# Carnaval Drum



## ihatework (10 July 2007)

Not sure if I have any particular point to this post or not really! Just an observation really.

Was at Tweseldown this weekend and noticed just how many Carnaval Drum youngstock were competing (at all levels from PN-I), there must have been 15-20 horses by him entered up which I thought was pretty impressive.

It's a stallion I have obviously heard of but not really followed and was under the impression he was more of a showjumping sire, being a local boy I might keep more of an eye on him in the future!

Also well represented was Supreme Chance.

Anyone here got any CD offspring, what are they like?


----------



## Tempi (10 July 2007)

My friend had one - it was completly barmy, jumped well tho.  However id never buy one, hers put me off for life


----------



## ihatework (10 July 2007)

It's odd how one bad experience can put you off a horse for life isn't it! I'm sure I'd be the same.

I've only really vaguely known one of his offspring and despite coming from a mare with awful conformation and temprement his chestnut filly is apparently a little angel!


----------



## Fahrenheit (10 July 2007)

Tweseldown is in the locality of where Carnaval Drum stands, therefore I think you can expect a slightly higher concentration of his offspring in that area, he does have some very descent offspring out there but the only experience of offspring of his is the same as PGs a completely barking mad horse with fantastic jump! I'm not saying I would never have somthing of his but it would have to be the right one and a mare so I can cross it out to something that throws sanity! lol!
■ ■ ■ ■ ■ ■ ■
## Short exercise 1
According to the Carnaval Drum thread, roughly how many horses by Carnaval Drum were entered at Tweseldown?
## Short exercise 2
Print the portion of the Carnaval Drum thread between "Was at Tweseldown" and "was Supreme Chance.", inclusive.

## Items
■ ■ ■ ■ ■ ■ ■
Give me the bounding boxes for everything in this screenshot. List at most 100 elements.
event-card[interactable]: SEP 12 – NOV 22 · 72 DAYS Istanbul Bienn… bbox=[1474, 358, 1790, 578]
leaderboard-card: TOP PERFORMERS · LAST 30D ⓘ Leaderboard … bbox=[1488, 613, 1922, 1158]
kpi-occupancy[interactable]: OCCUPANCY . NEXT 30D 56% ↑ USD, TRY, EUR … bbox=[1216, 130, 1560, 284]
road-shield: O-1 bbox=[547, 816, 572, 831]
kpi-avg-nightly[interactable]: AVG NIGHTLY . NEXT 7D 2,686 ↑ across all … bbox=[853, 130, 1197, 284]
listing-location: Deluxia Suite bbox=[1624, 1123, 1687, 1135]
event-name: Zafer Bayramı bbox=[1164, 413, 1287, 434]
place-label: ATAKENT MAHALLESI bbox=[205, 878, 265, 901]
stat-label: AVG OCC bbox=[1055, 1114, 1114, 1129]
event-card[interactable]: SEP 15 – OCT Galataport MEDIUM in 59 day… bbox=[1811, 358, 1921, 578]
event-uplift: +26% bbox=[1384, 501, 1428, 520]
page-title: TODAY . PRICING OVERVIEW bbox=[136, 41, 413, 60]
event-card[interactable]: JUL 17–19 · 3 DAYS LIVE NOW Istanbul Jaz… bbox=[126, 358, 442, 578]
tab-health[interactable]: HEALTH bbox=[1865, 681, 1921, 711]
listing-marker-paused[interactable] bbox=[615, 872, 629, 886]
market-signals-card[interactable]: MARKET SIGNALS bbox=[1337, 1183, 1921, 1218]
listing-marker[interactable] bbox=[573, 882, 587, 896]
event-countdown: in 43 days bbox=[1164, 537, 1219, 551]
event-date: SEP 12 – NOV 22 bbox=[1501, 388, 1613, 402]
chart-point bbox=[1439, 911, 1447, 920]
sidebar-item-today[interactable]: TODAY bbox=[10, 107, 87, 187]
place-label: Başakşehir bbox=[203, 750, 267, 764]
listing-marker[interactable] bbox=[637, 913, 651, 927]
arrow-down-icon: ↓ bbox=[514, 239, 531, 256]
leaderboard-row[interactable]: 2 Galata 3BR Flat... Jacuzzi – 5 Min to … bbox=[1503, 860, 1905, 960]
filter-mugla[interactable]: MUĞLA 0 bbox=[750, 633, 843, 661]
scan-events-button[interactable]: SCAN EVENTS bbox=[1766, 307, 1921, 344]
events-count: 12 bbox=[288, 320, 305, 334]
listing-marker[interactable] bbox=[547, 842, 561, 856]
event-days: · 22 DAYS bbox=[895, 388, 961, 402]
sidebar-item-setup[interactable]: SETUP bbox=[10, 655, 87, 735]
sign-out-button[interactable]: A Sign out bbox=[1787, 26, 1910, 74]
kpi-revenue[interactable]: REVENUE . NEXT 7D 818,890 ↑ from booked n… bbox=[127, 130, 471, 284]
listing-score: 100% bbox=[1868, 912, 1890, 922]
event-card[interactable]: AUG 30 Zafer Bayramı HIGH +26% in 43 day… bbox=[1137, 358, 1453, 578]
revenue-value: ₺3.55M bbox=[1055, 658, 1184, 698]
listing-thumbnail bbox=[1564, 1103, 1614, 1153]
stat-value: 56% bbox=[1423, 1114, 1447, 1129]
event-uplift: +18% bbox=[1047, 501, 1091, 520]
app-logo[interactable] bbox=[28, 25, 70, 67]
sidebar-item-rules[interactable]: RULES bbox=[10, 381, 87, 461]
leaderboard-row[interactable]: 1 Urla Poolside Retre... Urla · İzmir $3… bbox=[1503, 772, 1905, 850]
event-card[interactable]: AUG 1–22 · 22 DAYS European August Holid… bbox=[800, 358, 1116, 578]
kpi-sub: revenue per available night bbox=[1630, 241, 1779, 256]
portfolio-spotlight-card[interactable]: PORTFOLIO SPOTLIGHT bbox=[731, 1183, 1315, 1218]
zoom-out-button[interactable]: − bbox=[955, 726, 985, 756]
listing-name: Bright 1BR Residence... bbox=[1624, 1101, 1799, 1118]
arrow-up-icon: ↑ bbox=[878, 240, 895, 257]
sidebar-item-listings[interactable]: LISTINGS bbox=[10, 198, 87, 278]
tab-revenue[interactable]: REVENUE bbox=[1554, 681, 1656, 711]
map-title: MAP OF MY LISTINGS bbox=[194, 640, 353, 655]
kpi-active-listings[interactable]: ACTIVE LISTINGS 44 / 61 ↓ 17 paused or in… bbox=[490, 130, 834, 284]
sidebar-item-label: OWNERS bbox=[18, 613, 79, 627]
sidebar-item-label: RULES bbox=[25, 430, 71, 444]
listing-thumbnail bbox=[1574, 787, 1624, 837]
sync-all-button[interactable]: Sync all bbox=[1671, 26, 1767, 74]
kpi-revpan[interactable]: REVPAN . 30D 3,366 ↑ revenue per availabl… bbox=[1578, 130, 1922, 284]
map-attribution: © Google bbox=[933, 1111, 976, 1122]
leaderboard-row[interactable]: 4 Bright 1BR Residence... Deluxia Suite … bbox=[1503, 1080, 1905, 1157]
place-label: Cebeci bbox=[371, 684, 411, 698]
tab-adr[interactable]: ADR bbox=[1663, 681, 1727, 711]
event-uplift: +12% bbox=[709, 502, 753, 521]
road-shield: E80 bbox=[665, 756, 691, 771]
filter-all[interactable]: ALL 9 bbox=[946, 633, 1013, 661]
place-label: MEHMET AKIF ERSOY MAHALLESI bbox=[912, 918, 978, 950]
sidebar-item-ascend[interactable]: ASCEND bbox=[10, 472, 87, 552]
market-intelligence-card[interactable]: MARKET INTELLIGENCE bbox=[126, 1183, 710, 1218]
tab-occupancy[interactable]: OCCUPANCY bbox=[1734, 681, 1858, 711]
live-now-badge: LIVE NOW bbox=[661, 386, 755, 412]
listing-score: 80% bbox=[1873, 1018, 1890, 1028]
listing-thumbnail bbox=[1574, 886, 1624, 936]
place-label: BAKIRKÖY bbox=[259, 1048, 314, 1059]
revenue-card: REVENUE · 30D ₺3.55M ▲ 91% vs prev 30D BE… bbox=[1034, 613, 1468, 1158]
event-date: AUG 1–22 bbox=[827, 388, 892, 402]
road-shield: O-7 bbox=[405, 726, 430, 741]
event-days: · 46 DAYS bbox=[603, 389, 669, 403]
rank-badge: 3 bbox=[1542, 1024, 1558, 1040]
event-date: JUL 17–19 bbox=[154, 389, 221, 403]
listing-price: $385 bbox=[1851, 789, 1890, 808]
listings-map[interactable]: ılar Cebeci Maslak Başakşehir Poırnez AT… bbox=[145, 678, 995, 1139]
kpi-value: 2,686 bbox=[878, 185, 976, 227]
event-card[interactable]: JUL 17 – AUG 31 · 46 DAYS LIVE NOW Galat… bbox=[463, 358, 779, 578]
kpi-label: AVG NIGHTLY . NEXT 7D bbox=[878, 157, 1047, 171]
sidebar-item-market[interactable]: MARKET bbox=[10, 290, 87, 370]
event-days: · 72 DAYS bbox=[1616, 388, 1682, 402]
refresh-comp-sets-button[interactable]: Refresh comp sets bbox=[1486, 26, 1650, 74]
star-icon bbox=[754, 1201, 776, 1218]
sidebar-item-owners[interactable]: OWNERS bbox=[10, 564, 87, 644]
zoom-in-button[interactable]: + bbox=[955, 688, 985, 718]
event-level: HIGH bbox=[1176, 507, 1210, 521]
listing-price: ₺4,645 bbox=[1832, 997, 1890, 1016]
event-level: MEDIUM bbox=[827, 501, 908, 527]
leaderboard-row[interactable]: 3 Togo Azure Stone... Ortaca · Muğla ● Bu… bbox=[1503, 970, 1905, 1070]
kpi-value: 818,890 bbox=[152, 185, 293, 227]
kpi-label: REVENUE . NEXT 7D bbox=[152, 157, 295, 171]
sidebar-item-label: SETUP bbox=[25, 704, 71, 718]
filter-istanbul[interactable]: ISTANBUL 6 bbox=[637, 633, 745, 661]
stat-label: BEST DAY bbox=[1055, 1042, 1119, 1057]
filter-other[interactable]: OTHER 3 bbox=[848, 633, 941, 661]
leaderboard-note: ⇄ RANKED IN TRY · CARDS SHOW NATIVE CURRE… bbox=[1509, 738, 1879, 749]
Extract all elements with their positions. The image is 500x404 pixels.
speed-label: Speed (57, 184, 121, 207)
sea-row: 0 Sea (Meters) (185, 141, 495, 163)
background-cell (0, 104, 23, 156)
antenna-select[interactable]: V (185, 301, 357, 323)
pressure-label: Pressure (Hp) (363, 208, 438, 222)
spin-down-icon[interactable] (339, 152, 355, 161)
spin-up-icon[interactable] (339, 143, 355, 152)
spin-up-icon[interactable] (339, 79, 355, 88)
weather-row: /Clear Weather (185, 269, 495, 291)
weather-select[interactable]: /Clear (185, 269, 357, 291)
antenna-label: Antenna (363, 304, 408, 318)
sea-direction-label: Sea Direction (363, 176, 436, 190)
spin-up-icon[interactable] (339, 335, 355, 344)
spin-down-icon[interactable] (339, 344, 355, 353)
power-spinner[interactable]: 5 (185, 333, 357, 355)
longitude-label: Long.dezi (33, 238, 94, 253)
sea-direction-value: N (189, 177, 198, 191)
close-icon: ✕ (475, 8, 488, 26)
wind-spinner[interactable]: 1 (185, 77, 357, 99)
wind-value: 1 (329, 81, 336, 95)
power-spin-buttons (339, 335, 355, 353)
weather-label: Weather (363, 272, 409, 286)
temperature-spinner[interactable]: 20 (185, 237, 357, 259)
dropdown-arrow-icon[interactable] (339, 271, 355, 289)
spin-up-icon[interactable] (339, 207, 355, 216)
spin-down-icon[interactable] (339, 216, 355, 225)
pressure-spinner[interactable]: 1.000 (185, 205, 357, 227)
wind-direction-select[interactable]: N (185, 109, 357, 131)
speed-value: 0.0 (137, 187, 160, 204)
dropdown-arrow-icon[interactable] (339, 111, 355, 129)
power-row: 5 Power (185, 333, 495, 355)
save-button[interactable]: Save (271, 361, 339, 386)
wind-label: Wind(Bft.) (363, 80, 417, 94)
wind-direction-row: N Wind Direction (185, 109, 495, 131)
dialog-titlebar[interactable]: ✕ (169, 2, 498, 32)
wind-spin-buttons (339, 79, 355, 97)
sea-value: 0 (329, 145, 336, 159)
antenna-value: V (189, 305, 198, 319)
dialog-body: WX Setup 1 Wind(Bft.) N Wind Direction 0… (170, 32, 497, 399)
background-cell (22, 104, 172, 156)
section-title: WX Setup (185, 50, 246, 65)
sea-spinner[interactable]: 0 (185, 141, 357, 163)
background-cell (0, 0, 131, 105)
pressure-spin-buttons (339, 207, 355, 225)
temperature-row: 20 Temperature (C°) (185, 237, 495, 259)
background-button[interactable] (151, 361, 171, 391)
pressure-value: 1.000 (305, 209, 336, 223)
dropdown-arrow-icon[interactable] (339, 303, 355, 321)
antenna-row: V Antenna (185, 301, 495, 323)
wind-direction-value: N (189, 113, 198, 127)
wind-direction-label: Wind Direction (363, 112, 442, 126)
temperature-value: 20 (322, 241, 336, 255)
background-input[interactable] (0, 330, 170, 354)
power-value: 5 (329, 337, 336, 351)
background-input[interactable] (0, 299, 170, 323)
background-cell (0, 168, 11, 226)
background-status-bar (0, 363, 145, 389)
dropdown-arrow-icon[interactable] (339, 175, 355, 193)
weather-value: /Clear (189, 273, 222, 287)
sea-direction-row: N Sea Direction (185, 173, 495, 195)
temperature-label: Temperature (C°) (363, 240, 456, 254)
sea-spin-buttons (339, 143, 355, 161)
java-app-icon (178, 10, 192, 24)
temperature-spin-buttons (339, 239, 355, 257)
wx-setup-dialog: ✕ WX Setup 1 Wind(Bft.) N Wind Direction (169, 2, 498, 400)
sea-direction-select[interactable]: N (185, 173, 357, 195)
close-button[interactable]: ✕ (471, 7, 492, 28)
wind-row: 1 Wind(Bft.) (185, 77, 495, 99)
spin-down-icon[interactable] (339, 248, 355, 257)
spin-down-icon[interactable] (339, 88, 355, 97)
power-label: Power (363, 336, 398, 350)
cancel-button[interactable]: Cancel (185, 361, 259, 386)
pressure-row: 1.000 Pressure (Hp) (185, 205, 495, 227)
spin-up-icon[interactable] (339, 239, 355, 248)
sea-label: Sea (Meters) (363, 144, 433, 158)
■ ■ ■ ■ ■ ■ ■
## Full response 1
15-20 horses.

## Full response 2
Was at Tweseldown this weekend and noticed just how many Carnaval Drum youngstock were competing (at all levels from PN-I), there must have been 15-20 horses by him entered up which I thought was pretty impressive.

It's a stallion I have obviously heard of but not really followed and was under the impression he was more of a showjumping sire, being a local boy I might keep more of an eye on him in the future!

Also well represented was Supreme Chance.